DATASET RECORDS:
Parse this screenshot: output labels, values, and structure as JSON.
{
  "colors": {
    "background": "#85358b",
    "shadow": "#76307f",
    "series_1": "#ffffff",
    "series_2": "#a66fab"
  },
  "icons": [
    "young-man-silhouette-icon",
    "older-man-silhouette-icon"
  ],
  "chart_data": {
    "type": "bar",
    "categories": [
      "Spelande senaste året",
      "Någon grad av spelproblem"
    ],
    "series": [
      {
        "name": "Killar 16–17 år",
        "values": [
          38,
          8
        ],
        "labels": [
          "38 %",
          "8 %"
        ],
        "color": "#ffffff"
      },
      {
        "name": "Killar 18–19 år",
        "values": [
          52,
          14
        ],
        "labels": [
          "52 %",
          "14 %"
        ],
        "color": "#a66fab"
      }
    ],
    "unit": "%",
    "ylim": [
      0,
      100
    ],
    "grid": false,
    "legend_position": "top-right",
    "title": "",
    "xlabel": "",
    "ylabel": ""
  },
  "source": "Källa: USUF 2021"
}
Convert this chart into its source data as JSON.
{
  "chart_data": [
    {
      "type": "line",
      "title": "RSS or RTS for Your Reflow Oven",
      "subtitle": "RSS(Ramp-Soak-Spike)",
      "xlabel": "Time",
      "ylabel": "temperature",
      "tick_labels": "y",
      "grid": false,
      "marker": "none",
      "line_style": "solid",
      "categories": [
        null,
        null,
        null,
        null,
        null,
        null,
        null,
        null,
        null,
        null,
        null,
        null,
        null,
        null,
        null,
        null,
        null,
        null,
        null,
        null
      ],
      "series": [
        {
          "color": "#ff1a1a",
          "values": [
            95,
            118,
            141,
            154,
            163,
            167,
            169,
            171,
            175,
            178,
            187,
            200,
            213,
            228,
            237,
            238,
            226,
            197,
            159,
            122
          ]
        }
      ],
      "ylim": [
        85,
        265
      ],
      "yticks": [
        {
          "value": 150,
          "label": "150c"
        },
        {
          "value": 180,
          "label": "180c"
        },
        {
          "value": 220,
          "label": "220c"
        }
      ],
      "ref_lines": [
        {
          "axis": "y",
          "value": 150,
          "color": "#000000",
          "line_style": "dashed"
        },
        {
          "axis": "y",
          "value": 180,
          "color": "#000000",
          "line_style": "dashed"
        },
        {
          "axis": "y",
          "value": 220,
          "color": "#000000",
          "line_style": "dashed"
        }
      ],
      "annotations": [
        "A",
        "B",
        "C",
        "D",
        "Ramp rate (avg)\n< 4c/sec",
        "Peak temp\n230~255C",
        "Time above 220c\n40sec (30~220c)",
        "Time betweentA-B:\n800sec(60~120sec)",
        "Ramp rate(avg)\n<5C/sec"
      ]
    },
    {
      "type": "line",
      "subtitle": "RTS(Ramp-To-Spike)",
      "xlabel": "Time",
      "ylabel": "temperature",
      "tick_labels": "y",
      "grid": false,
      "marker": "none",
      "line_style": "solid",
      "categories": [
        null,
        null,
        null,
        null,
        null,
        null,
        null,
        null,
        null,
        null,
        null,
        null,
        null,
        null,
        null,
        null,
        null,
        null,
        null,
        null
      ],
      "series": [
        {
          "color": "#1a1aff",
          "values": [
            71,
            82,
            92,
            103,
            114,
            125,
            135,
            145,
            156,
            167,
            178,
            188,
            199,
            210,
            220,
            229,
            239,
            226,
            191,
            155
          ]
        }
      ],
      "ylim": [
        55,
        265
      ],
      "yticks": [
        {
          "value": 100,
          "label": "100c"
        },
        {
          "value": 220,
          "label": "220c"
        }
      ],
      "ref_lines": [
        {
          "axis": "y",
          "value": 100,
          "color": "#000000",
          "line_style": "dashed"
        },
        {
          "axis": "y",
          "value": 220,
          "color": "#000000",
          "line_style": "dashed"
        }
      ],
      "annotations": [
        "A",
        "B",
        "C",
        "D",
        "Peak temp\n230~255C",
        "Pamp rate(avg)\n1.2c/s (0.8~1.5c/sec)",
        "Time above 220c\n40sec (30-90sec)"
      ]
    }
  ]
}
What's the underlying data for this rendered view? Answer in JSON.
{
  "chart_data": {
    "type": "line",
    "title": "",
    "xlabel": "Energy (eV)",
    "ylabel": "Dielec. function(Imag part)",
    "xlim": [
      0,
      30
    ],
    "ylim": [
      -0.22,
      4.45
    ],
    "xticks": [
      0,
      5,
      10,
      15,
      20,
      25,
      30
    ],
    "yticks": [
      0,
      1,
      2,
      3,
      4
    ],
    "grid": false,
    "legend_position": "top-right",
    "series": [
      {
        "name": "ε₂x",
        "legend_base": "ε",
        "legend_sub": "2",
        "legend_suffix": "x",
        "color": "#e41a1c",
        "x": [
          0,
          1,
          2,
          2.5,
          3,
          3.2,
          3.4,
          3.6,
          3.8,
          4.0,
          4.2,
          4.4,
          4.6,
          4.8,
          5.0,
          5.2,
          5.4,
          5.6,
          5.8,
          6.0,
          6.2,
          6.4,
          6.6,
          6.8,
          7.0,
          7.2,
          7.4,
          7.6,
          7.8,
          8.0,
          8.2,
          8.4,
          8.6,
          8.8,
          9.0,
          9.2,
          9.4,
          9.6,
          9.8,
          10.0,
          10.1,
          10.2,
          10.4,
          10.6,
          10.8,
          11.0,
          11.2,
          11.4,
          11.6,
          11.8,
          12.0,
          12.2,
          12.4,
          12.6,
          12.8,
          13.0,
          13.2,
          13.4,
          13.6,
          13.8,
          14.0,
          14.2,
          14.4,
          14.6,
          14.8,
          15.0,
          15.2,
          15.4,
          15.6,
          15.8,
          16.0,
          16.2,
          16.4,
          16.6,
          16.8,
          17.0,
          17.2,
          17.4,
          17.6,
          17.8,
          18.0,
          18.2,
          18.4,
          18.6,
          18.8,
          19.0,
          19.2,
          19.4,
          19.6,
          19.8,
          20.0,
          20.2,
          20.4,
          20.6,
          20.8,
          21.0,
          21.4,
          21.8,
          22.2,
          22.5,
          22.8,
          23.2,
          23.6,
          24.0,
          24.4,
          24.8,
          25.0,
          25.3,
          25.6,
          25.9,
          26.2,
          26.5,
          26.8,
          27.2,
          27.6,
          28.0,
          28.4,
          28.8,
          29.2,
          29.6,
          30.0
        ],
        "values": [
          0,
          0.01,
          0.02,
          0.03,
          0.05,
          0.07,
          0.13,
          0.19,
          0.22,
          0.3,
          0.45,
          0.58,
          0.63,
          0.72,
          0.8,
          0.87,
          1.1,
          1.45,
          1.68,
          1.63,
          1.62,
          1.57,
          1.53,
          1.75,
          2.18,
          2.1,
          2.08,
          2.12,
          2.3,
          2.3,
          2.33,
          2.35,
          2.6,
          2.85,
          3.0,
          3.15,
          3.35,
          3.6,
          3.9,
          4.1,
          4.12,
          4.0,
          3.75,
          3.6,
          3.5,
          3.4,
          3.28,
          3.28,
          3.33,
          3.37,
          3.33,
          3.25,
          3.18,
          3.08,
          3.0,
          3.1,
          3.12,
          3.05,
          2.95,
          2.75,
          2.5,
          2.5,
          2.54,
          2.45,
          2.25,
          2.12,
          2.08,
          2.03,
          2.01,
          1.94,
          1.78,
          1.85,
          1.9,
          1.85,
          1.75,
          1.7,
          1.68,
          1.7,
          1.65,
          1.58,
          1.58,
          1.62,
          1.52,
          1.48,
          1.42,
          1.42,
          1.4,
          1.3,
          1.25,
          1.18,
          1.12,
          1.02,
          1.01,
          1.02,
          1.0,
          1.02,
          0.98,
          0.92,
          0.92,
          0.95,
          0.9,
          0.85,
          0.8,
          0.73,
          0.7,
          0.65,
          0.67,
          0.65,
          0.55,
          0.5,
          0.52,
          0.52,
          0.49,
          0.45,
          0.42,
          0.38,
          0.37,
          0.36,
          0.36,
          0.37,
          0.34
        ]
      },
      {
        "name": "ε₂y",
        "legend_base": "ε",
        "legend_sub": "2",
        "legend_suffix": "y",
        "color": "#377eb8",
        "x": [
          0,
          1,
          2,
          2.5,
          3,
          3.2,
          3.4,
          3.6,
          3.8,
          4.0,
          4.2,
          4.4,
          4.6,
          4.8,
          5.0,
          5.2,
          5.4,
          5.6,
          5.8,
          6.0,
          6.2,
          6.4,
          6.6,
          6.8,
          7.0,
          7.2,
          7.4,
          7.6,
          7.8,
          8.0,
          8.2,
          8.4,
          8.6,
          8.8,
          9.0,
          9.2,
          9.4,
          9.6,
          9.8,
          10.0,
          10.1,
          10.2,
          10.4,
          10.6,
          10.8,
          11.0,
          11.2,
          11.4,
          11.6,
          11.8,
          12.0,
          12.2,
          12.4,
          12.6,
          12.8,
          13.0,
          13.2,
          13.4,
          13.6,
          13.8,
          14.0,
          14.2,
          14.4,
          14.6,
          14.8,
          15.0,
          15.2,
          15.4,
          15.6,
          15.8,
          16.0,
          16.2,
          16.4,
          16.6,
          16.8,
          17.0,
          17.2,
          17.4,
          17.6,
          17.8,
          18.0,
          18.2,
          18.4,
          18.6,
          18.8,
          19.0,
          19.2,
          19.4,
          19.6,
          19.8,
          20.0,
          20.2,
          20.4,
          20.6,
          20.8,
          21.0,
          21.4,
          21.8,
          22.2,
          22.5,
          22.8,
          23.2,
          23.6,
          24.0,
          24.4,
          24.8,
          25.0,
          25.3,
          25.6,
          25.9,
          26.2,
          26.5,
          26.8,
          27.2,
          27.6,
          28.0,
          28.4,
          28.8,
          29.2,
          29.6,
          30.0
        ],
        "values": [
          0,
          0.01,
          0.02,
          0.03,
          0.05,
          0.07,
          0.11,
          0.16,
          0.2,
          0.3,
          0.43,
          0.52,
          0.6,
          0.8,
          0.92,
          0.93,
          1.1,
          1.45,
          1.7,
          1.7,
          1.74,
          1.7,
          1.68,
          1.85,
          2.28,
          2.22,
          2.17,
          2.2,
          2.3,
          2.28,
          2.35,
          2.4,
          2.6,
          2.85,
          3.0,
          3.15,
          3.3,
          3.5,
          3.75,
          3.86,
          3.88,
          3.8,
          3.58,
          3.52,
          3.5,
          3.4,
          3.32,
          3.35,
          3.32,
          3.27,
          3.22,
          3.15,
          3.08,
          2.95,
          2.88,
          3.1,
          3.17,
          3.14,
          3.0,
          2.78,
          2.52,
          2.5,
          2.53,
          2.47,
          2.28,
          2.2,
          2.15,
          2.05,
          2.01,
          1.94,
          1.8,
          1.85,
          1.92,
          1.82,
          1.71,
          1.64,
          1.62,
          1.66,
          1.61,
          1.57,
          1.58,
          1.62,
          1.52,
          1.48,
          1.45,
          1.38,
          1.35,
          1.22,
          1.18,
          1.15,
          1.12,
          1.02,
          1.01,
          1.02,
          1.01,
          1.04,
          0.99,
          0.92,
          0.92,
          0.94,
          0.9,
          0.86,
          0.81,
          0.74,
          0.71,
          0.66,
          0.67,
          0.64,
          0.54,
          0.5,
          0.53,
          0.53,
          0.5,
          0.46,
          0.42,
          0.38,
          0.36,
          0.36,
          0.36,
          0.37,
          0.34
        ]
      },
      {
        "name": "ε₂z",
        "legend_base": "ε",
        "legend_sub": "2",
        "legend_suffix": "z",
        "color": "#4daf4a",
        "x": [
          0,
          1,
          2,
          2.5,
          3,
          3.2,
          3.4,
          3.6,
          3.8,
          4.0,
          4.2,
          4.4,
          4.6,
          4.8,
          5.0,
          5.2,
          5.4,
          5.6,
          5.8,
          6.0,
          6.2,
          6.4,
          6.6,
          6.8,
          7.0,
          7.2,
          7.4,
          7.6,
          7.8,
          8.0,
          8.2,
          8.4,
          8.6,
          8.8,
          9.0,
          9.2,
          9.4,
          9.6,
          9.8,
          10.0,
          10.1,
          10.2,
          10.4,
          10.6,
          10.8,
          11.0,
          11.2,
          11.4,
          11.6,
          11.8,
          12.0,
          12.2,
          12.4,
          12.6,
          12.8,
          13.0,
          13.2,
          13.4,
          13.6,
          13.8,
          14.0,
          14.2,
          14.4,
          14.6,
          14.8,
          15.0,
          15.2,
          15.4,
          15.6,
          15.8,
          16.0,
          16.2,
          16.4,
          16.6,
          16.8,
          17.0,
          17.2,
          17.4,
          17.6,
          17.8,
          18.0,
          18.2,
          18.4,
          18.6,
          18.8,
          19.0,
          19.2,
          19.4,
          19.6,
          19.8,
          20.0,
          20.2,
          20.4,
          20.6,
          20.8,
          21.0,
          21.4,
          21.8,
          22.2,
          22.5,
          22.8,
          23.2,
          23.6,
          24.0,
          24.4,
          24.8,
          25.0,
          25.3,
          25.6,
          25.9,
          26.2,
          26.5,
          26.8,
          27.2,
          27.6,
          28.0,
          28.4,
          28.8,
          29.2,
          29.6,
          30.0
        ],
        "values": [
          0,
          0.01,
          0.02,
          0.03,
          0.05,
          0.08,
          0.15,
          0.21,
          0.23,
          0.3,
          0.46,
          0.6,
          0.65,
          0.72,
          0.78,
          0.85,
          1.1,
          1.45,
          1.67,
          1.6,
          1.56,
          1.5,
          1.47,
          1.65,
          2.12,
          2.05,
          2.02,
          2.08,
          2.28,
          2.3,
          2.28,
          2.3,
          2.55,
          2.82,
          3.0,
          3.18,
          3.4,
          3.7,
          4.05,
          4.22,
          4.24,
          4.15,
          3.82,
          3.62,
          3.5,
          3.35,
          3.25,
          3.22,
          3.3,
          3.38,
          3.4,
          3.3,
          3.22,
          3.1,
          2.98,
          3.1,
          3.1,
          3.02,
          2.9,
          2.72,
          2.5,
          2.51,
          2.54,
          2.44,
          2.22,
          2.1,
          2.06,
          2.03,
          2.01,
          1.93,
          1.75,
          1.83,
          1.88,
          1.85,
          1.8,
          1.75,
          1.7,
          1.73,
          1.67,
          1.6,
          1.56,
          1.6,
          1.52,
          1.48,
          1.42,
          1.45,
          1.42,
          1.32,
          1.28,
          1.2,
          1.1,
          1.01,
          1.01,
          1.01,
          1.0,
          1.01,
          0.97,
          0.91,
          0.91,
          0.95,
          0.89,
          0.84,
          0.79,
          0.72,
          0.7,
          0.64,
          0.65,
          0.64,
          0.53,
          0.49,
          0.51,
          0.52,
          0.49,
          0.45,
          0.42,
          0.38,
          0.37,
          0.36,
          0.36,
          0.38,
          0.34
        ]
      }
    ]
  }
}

TO DO:
Answer with one number: how many lines in the listing hold "Ramp".

WRITTEN ANSWER:
4